>> START DATA SHOWN
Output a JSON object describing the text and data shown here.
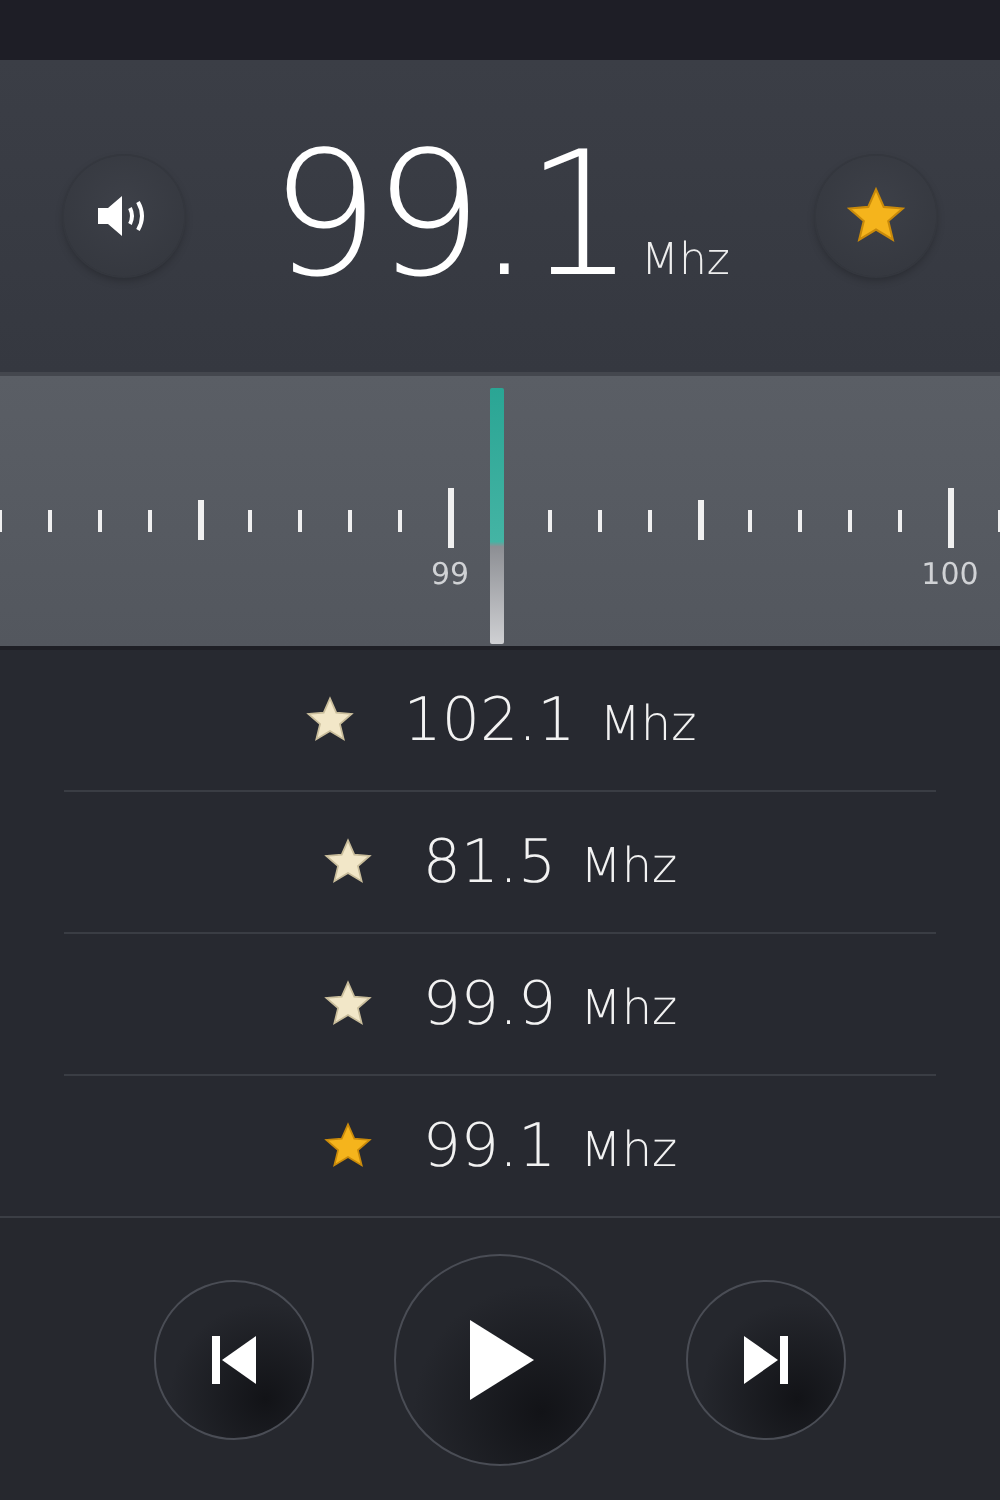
{
  "header": {
    "frequency": "99.1",
    "unit": "Mhz",
    "favorite": true
  },
  "dial": {
    "labels": [
      "99",
      "100"
    ],
    "level": 0.496
  },
  "stations": [
    {
      "frequency": "102.1",
      "unit": "Mhz",
      "favorite": false
    },
    {
      "frequency": "81.5",
      "unit": "Mhz",
      "favorite": false
    },
    {
      "frequency": "99.9",
      "unit": "Mhz",
      "favorite": false
    },
    {
      "frequency": "99.1",
      "unit": "Mhz",
      "favorite": true
    }
  ],
  "controls": {
    "playing": false
  }
}
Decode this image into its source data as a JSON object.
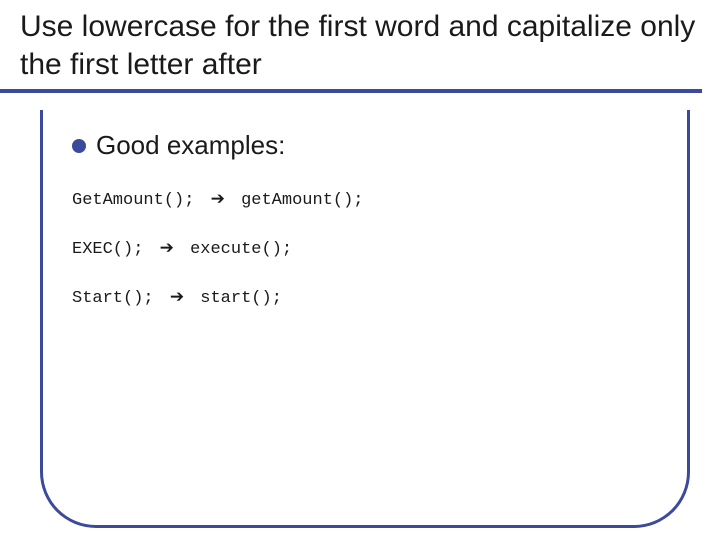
{
  "title": "Use lowercase for the first word and capitalize only the first letter after",
  "bullet": {
    "label": "Good examples:"
  },
  "examples": [
    {
      "before": "GetAmount();",
      "after": "getAmount();",
      "arrow": "➔"
    },
    {
      "before": "EXEC();",
      "after": "execute();",
      "arrow": "➔"
    },
    {
      "before": "Start();",
      "after": "start();",
      "arrow": "➔"
    }
  ]
}
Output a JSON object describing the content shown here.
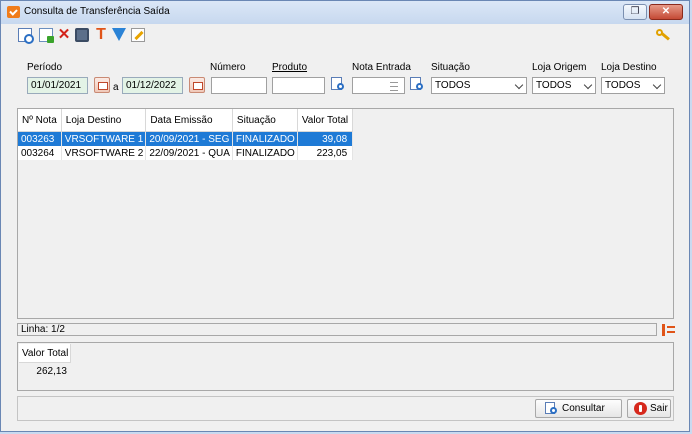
{
  "window": {
    "title": "Consulta de Transferência Saída",
    "restore_glyph": "❐",
    "close_glyph": "✕"
  },
  "toolbar": {
    "icons": [
      "search-doc-icon",
      "new-doc-icon",
      "delete-icon",
      "print-icon",
      "tool-icon",
      "filter-icon",
      "edit-icon"
    ],
    "key_icon": "key-icon"
  },
  "filters": {
    "periodo_label": "Período",
    "date_from": "01/01/2021",
    "a_label": "a",
    "date_to": "01/12/2022",
    "numero_label": "Número",
    "numero_value": "",
    "produto_label": "Produto",
    "produto_value": "",
    "nota_entrada_label": "Nota Entrada",
    "nota_entrada_value": "",
    "situacao_label": "Situação",
    "situacao_value": "TODOS",
    "loja_origem_label": "Loja Origem",
    "loja_origem_value": "TODOS",
    "loja_destino_label": "Loja Destino",
    "loja_destino_value": "TODOS"
  },
  "grid": {
    "columns": [
      "Nº Nota",
      "Loja Destino",
      "Data Emissão",
      "Situação",
      "Valor Total"
    ],
    "rows": [
      [
        "003263",
        "VRSOFTWARE 1",
        "20/09/2021 - SEG",
        "FINALIZADO",
        "39,08"
      ],
      [
        "003264",
        "VRSOFTWARE 2",
        "22/09/2021 - QUA",
        "FINALIZADO",
        "223,05"
      ]
    ],
    "selected_row": 0
  },
  "status": {
    "linha": "Linha: 1/2"
  },
  "totals": {
    "label": "Valor Total",
    "value": "262,13"
  },
  "footer": {
    "consultar_label": "Consultar",
    "sair_label": "Sair"
  },
  "colors": {
    "selection": "#1e7ad6",
    "accent_orange": "#e05418",
    "close_red": "#c44a35"
  }
}
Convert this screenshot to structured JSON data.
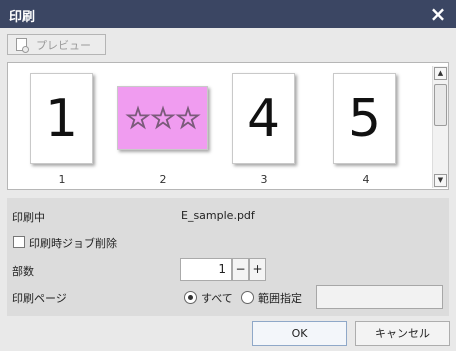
{
  "window": {
    "title": "印刷",
    "close_icon": "×"
  },
  "toolbar": {
    "preview_label": "プレビュー"
  },
  "preview": {
    "pages": [
      {
        "content": "1",
        "label": "1",
        "style": "number"
      },
      {
        "content": "☆☆☆",
        "label": "2",
        "style": "stars",
        "color": "#f09cf0"
      },
      {
        "content": "4",
        "label": "3",
        "style": "number"
      },
      {
        "content": "5",
        "label": "4",
        "style": "number"
      }
    ],
    "scroll_up_icon": "▲",
    "scroll_down_icon": "▼"
  },
  "settings": {
    "printing_label": "印刷中",
    "printing_file": "E_sample.pdf",
    "delete_job_label": "印刷時ジョブ削除",
    "delete_job_checked": false,
    "copies_label": "部数",
    "copies_value": "1",
    "minus_label": "−",
    "plus_label": "+",
    "pages_label": "印刷ページ",
    "all_label": "すべて",
    "range_label": "範囲指定",
    "selected_option": "all",
    "range_value": ""
  },
  "buttons": {
    "ok_label": "OK",
    "cancel_label": "キャンセル"
  },
  "colors": {
    "titlebar": "#3b4663",
    "page2_fill": "#f09cf0",
    "panel_bg": "#dcdcdc"
  }
}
>> END DATA SHOWN
▸ **SHORT EXERCISE**: Copy the entries above faithfully and omit every image.

▸ **FINAL RESULT**:
Output a JSON object describing the text and data shown here.
{
  "header": {
    "frequency": "99.1",
    "unit": "Mhz",
    "favorite": true
  },
  "dial": {
    "labels": [
      "99",
      "100"
    ],
    "level": 0.496
  },
  "stations": [
    {
      "frequency": "102.1",
      "unit": "Mhz",
      "favorite": false
    },
    {
      "frequency": "81.5",
      "unit": "Mhz",
      "favorite": false
    },
    {
      "frequency": "99.9",
      "unit": "Mhz",
      "favorite": false
    },
    {
      "frequency": "99.1",
      "unit": "Mhz",
      "favorite": true
    }
  ],
  "controls": {
    "playing": false
  }
}
Decode this image into its source data as a JSON object.
{
  "title": "Use lowercase for the first word and capitalize only the first letter after",
  "bullet": {
    "label": "Good examples:"
  },
  "examples": [
    {
      "before": "GetAmount();",
      "after": "getAmount();",
      "arrow": "➔"
    },
    {
      "before": "EXEC();",
      "after": "execute();",
      "arrow": "➔"
    },
    {
      "before": "Start();",
      "after": "start();",
      "arrow": "➔"
    }
  ]
}
Output a JSON object describing the content shown here.
{
  "window": {
    "title": "Consulta de Transferência Saída",
    "restore_glyph": "❐",
    "close_glyph": "✕"
  },
  "toolbar": {
    "icons": [
      "search-doc-icon",
      "new-doc-icon",
      "delete-icon",
      "print-icon",
      "tool-icon",
      "filter-icon",
      "edit-icon"
    ],
    "key_icon": "key-icon"
  },
  "filters": {
    "periodo_label": "Período",
    "date_from": "01/01/2021",
    "a_label": "a",
    "date_to": "01/12/2022",
    "numero_label": "Número",
    "numero_value": "",
    "produto_label": "Produto",
    "produto_value": "",
    "nota_entrada_label": "Nota Entrada",
    "nota_entrada_value": "",
    "situacao_label": "Situação",
    "situacao_value": "TODOS",
    "loja_origem_label": "Loja Origem",
    "loja_origem_value": "TODOS",
    "loja_destino_label": "Loja Destino",
    "loja_destino_value": "TODOS"
  },
  "grid": {
    "columns": [
      "Nº Nota",
      "Loja Destino",
      "Data Emissão",
      "Situação",
      "Valor Total"
    ],
    "rows": [
      [
        "003263",
        "VRSOFTWARE 1",
        "20/09/2021 - SEG",
        "FINALIZADO",
        "39,08"
      ],
      [
        "003264",
        "VRSOFTWARE 2",
        "22/09/2021 - QUA",
        "FINALIZADO",
        "223,05"
      ]
    ],
    "selected_row": 0
  },
  "status": {
    "linha": "Linha: 1/2"
  },
  "totals": {
    "label": "Valor Total",
    "value": "262,13"
  },
  "footer": {
    "consultar_label": "Consultar",
    "sair_label": "Sair"
  },
  "colors": {
    "selection": "#1e7ad6",
    "accent_orange": "#e05418",
    "close_red": "#c44a35"
  }
}
Convert this screenshot to structured JSON data.
{
  "window": {
    "title": "印刷",
    "close_icon": "×"
  },
  "toolbar": {
    "preview_label": "プレビュー"
  },
  "preview": {
    "pages": [
      {
        "content": "1",
        "label": "1",
        "style": "number"
      },
      {
        "content": "☆☆☆",
        "label": "2",
        "style": "stars",
        "color": "#f09cf0"
      },
      {
        "content": "4",
        "label": "3",
        "style": "number"
      },
      {
        "content": "5",
        "label": "4",
        "style": "number"
      }
    ],
    "scroll_up_icon": "▲",
    "scroll_down_icon": "▼"
  },
  "settings": {
    "printing_label": "印刷中",
    "printing_file": "E_sample.pdf",
    "delete_job_label": "印刷時ジョブ削除",
    "delete_job_checked": false,
    "copies_label": "部数",
    "copies_value": "1",
    "minus_label": "−",
    "plus_label": "+",
    "pages_label": "印刷ページ",
    "all_label": "すべて",
    "range_label": "範囲指定",
    "selected_option": "all",
    "range_value": ""
  },
  "buttons": {
    "ok_label": "OK",
    "cancel_label": "キャンセル"
  },
  "colors": {
    "titlebar": "#3b4663",
    "page2_fill": "#f09cf0",
    "panel_bg": "#dcdcdc"
  }
}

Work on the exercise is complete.